EXERCISE AIM -
Check every line of the material below for the string "ylabel", and return the ones that have it.

--- begin GIVEN DATA ---

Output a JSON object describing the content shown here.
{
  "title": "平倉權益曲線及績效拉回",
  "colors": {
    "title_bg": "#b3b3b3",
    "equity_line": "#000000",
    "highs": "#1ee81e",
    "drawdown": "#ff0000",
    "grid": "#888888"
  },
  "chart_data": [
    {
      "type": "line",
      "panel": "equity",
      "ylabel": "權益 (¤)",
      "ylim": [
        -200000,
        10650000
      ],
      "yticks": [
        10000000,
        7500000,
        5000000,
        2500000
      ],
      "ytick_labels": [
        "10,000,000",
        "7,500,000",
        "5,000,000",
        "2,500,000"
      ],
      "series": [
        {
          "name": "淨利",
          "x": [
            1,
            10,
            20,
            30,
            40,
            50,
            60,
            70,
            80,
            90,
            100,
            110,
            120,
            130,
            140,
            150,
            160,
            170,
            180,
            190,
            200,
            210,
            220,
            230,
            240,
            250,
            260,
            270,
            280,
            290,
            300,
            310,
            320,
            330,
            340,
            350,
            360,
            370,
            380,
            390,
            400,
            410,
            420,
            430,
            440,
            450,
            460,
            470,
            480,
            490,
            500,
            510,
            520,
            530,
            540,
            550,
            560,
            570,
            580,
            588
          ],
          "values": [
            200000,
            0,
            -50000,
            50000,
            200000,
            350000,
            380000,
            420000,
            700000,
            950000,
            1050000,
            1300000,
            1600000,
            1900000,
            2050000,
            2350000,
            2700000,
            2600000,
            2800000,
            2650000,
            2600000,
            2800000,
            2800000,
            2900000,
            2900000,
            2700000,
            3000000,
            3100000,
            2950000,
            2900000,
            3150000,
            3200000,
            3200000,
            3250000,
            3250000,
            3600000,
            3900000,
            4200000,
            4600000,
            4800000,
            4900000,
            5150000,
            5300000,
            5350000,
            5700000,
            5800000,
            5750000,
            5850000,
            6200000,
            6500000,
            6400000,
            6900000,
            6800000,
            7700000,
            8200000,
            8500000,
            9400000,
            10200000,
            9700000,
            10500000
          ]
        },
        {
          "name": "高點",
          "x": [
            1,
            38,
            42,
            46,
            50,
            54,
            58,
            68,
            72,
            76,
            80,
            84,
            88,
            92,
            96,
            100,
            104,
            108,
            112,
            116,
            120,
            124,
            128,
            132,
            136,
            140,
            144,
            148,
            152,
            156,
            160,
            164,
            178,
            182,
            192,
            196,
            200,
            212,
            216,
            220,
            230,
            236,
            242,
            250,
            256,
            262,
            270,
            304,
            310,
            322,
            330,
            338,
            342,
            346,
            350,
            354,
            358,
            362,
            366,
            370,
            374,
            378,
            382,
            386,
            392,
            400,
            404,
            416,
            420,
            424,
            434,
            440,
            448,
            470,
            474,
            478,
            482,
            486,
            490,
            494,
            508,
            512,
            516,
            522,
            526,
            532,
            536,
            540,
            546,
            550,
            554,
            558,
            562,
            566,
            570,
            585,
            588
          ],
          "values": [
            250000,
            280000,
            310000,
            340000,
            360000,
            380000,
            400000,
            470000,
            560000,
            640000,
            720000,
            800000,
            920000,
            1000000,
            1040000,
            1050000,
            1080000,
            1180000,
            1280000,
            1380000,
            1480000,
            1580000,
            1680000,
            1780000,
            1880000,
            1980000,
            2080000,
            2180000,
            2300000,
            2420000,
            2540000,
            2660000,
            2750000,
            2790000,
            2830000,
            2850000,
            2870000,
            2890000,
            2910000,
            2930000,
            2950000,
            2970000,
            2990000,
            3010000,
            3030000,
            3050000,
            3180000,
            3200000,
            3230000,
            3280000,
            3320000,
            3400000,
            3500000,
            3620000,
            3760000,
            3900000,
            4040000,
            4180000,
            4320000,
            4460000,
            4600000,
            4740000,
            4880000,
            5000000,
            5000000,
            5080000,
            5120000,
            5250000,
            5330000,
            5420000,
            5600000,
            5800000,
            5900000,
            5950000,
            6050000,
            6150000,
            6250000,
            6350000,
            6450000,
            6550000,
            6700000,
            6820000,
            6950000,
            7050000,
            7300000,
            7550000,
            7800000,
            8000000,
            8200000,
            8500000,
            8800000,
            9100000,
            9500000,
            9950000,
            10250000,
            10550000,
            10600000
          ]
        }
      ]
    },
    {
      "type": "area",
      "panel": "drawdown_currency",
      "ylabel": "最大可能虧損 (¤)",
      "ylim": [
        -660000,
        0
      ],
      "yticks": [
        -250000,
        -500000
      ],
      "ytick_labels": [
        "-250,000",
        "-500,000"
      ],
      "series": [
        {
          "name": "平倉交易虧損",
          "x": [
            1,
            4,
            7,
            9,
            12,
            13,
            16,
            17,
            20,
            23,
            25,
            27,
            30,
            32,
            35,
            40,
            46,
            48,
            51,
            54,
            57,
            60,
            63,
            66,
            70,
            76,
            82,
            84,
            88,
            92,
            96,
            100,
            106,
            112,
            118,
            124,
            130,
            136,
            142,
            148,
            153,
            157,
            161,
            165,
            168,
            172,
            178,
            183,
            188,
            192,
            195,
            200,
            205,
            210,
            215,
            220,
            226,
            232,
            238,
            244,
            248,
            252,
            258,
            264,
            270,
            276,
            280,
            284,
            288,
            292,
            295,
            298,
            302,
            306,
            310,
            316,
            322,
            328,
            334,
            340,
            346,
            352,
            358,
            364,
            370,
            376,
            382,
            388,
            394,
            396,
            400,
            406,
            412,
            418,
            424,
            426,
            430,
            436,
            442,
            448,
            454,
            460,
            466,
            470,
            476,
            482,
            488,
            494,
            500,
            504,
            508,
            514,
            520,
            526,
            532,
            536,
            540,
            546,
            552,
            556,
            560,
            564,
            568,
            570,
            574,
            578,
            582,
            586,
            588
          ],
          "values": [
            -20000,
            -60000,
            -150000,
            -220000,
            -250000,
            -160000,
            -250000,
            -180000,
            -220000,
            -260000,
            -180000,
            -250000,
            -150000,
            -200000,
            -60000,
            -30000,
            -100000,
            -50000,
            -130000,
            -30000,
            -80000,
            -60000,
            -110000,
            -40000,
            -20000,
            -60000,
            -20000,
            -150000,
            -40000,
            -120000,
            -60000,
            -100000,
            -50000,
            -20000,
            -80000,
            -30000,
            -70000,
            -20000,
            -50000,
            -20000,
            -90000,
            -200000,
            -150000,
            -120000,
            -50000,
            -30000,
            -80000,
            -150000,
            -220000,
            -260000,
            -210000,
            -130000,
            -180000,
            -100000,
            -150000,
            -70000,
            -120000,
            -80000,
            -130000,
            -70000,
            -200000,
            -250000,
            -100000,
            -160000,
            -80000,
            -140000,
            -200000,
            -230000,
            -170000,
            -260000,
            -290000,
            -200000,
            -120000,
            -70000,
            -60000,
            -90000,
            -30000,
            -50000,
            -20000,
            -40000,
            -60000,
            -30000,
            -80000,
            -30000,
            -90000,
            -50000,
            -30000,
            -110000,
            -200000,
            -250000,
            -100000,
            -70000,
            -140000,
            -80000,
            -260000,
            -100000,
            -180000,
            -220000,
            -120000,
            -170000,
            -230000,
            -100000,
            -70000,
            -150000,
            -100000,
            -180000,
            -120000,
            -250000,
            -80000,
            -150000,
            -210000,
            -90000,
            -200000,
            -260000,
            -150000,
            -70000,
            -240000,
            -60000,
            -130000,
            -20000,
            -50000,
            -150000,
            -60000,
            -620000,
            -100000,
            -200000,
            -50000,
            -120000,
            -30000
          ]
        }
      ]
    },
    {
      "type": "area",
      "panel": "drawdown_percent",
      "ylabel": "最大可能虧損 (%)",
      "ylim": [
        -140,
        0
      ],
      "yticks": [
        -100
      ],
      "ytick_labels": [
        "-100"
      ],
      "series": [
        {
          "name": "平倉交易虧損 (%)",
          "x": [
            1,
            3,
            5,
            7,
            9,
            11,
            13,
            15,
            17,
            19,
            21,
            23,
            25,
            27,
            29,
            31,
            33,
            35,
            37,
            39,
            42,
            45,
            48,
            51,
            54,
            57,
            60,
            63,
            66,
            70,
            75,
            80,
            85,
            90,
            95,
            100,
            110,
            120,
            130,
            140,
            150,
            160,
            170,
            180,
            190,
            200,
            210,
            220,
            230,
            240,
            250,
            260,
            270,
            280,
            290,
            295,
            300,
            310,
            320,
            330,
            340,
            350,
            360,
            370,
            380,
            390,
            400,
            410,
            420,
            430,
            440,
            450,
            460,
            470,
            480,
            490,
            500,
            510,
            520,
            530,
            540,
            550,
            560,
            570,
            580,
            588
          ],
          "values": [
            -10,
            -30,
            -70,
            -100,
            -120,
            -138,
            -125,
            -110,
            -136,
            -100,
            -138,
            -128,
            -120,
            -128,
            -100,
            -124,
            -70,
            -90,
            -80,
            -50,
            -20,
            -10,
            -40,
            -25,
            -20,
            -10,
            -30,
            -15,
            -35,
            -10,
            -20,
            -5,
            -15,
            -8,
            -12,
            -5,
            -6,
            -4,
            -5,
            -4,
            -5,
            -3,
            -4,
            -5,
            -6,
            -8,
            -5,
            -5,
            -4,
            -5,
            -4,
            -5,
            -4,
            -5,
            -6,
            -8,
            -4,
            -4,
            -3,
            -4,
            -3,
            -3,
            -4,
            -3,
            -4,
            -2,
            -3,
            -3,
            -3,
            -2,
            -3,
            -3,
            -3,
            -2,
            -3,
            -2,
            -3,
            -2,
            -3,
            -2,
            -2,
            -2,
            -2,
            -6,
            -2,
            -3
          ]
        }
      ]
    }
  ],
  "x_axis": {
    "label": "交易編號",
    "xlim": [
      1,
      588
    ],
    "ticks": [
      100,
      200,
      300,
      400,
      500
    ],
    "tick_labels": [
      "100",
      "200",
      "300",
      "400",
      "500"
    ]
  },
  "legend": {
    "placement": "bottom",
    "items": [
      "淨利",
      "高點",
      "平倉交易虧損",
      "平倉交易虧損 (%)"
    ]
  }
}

--- end GIVEN DATA ---

SOLUTION TO THIS PROBLEM -
      "ylabel": "權益 (¤)",
      "ylabel": "最大可能虧損 (¤)",
      "ylabel": "最大可能虧損 (%)",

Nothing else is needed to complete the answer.